— start RECORDS FOR THIS EXERCISE —
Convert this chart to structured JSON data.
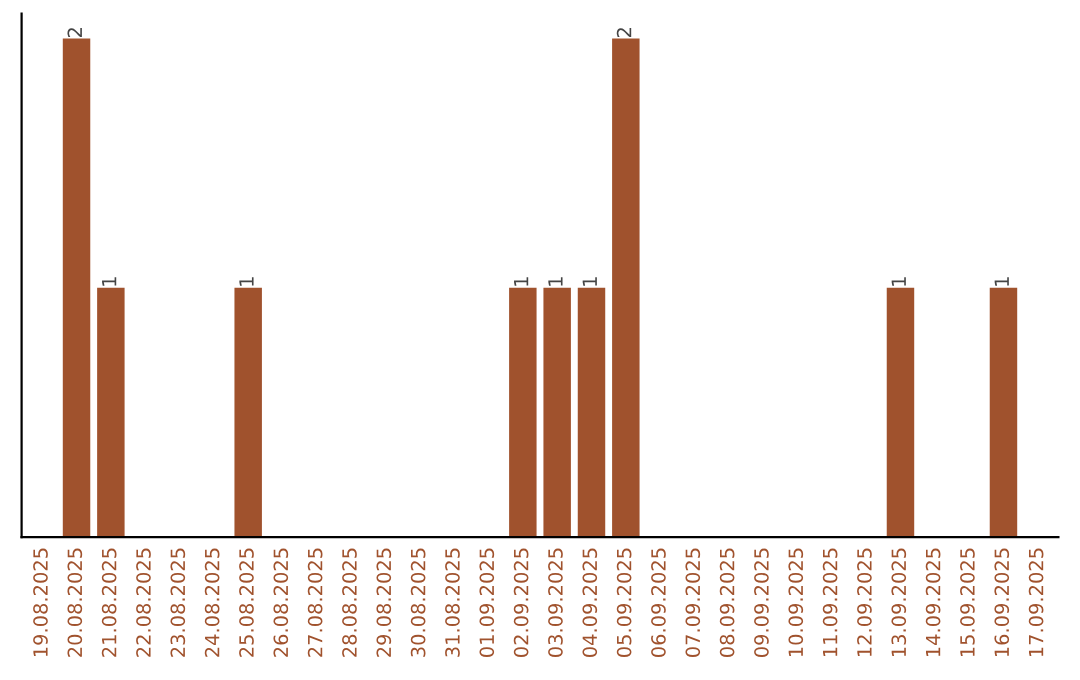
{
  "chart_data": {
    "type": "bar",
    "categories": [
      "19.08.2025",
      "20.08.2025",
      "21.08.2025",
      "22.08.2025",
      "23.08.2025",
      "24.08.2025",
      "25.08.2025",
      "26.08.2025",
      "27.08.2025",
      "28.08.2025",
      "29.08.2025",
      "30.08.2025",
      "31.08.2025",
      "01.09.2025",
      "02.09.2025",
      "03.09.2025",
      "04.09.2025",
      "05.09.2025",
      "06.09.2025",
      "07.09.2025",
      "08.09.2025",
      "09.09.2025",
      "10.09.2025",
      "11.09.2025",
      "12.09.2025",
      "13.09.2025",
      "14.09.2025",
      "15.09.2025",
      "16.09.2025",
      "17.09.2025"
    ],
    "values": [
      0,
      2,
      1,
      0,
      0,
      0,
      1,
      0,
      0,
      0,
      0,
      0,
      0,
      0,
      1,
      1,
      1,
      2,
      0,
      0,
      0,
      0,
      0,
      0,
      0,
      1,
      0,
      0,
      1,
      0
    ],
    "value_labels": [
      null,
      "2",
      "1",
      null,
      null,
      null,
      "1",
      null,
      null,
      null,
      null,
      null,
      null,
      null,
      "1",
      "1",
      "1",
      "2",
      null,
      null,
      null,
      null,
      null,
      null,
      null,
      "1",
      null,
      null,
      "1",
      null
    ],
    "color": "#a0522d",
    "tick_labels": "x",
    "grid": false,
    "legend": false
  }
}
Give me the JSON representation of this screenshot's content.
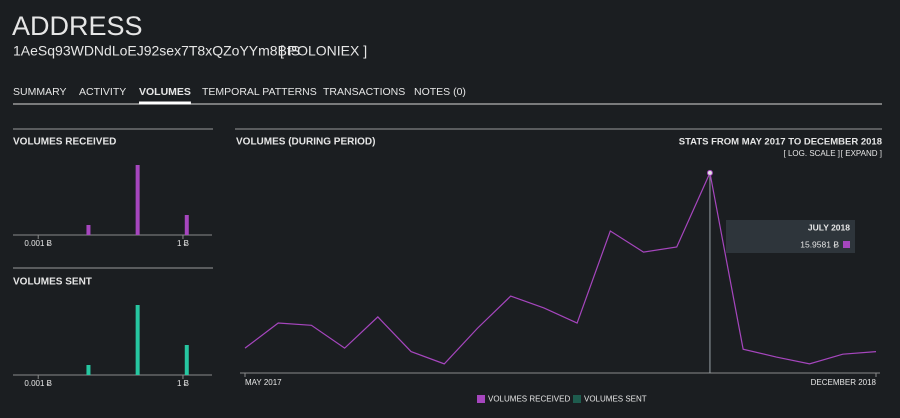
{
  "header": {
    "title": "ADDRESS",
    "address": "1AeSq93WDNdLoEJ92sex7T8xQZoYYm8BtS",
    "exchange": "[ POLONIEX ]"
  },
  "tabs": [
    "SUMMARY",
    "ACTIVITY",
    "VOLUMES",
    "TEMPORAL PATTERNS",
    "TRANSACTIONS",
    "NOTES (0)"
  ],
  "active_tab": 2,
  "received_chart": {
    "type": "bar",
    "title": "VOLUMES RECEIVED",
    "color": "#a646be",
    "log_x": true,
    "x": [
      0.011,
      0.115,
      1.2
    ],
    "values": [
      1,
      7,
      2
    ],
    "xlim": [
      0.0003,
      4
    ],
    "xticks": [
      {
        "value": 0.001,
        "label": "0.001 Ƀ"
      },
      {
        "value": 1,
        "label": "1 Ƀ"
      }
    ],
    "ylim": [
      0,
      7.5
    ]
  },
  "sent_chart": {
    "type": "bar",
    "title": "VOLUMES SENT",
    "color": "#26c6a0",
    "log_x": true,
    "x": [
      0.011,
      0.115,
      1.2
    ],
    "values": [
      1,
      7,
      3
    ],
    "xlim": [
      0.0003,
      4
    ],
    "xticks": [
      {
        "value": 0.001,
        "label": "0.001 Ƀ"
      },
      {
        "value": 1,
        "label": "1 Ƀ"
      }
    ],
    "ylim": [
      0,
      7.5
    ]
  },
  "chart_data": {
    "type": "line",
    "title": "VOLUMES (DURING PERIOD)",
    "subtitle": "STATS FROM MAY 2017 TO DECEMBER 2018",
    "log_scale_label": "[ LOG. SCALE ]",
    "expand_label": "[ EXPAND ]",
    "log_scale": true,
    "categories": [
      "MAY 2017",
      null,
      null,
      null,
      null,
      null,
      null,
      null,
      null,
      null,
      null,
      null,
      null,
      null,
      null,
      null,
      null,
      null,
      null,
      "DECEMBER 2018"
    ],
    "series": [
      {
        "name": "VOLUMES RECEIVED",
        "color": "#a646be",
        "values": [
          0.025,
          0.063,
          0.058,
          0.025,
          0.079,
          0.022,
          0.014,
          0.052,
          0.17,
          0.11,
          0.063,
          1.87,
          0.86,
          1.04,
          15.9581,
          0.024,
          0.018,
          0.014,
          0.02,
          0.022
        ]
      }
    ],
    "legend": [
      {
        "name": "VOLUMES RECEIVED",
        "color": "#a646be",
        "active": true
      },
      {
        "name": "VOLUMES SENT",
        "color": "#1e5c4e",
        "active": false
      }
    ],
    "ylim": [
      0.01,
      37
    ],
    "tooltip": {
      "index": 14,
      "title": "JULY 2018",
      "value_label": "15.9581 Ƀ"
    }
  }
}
— end RECORDS FOR THIS EXERCISE —
— start RECORDS FOR THIS EXERCISE —
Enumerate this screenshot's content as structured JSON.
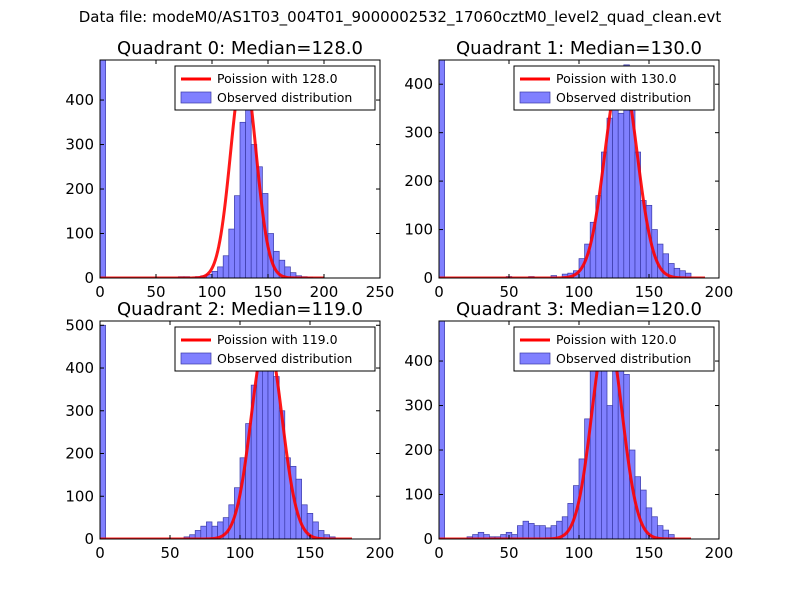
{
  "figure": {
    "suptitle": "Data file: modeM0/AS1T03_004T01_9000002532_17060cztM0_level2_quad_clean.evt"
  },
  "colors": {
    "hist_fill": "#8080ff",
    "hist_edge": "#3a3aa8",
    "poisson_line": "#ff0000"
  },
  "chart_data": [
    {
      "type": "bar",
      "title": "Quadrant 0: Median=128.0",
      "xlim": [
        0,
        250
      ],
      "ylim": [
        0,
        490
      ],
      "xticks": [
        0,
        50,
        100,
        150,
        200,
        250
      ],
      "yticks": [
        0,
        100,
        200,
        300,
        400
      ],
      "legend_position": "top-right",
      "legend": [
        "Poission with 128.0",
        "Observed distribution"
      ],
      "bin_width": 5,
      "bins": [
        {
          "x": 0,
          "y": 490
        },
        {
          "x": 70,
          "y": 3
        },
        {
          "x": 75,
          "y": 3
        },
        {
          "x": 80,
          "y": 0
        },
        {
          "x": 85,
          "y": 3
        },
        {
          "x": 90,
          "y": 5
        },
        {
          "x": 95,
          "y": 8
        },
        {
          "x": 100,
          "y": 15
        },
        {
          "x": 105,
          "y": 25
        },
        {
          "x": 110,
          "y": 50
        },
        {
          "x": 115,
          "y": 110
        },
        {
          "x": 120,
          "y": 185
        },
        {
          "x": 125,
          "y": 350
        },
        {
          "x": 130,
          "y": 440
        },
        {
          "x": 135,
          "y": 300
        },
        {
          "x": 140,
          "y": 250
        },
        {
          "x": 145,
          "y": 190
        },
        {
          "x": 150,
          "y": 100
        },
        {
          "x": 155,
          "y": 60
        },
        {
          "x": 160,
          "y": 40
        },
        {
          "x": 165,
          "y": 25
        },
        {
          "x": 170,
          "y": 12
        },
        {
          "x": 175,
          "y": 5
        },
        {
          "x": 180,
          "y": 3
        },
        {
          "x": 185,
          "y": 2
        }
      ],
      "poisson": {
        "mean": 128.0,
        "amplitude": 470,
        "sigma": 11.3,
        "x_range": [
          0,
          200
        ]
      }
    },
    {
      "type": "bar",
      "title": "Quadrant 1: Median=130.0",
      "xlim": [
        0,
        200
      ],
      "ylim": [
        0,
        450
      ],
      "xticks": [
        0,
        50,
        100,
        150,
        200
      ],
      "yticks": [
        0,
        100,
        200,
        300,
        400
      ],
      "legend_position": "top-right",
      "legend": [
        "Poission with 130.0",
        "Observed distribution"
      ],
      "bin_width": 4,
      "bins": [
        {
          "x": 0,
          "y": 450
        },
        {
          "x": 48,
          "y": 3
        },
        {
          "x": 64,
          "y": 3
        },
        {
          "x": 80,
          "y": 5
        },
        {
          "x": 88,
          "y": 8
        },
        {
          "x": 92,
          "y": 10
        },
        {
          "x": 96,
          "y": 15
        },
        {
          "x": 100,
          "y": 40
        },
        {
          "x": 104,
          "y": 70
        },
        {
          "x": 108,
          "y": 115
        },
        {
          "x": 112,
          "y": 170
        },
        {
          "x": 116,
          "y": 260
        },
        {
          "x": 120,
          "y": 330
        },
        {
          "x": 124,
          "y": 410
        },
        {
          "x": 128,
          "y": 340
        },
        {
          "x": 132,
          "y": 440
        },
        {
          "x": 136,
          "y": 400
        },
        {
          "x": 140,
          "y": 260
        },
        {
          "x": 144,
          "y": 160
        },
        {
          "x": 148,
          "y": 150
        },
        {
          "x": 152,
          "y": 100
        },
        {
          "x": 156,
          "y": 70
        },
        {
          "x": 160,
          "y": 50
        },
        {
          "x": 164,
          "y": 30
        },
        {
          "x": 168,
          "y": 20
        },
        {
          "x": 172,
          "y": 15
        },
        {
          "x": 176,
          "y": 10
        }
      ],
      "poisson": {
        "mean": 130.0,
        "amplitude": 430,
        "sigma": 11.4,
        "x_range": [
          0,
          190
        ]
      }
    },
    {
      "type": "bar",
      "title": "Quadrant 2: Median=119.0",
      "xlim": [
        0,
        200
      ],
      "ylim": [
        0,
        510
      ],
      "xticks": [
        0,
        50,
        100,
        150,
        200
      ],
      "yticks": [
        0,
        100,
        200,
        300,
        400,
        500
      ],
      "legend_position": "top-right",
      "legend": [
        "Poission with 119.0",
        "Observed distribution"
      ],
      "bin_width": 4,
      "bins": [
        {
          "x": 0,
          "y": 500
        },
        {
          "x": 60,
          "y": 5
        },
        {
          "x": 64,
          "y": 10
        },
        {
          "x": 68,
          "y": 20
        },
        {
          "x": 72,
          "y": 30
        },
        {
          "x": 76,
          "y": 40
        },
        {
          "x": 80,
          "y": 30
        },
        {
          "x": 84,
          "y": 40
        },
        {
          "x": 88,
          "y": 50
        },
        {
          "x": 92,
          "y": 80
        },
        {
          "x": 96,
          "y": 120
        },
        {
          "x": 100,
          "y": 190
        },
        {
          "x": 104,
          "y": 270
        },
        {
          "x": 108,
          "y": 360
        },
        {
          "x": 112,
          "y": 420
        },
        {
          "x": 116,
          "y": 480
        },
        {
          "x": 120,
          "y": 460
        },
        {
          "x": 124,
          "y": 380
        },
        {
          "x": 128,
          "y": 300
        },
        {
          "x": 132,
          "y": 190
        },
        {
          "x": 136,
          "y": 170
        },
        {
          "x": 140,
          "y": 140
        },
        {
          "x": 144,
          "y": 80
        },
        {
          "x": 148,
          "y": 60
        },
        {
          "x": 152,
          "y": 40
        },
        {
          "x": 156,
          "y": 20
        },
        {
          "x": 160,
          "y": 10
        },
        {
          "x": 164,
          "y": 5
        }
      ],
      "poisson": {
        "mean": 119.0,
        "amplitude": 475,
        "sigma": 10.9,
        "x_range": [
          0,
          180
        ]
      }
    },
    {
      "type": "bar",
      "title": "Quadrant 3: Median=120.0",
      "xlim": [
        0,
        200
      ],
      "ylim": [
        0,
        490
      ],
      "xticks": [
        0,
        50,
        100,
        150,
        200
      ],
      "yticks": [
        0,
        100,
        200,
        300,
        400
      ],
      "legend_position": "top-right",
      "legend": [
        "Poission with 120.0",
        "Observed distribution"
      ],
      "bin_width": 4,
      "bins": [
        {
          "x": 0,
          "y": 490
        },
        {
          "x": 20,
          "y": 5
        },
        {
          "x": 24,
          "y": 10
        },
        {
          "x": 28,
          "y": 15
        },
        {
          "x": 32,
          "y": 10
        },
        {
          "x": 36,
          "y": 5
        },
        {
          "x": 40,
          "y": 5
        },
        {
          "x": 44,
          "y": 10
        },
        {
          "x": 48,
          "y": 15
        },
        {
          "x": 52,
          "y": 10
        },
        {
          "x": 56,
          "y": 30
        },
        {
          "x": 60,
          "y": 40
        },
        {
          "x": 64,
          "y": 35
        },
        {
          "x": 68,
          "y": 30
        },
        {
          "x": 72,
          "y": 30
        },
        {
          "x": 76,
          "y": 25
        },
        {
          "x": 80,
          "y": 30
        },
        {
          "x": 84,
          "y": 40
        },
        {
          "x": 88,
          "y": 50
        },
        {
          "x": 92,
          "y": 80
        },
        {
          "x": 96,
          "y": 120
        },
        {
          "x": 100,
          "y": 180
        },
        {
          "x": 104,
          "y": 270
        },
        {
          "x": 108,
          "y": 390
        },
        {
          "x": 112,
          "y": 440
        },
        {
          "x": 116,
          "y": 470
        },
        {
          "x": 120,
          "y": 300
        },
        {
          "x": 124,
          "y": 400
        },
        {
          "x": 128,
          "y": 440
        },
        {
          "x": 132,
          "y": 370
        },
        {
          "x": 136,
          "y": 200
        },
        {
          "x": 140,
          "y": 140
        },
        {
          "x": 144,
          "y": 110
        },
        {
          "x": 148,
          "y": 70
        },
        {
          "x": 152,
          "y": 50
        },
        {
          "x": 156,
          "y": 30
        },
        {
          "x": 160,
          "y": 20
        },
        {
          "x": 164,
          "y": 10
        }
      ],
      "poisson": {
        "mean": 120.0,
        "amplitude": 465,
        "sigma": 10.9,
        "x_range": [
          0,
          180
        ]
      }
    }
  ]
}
— end RECORDS FOR THIS EXERCISE —
### PROBLEM REQUIREMENTS
Copy out every line holding the string "mean".

### WORKED SOLUTION
        "mean": 128.0,
        "mean": 130.0,
        "mean": 119.0,
        "mean": 120.0,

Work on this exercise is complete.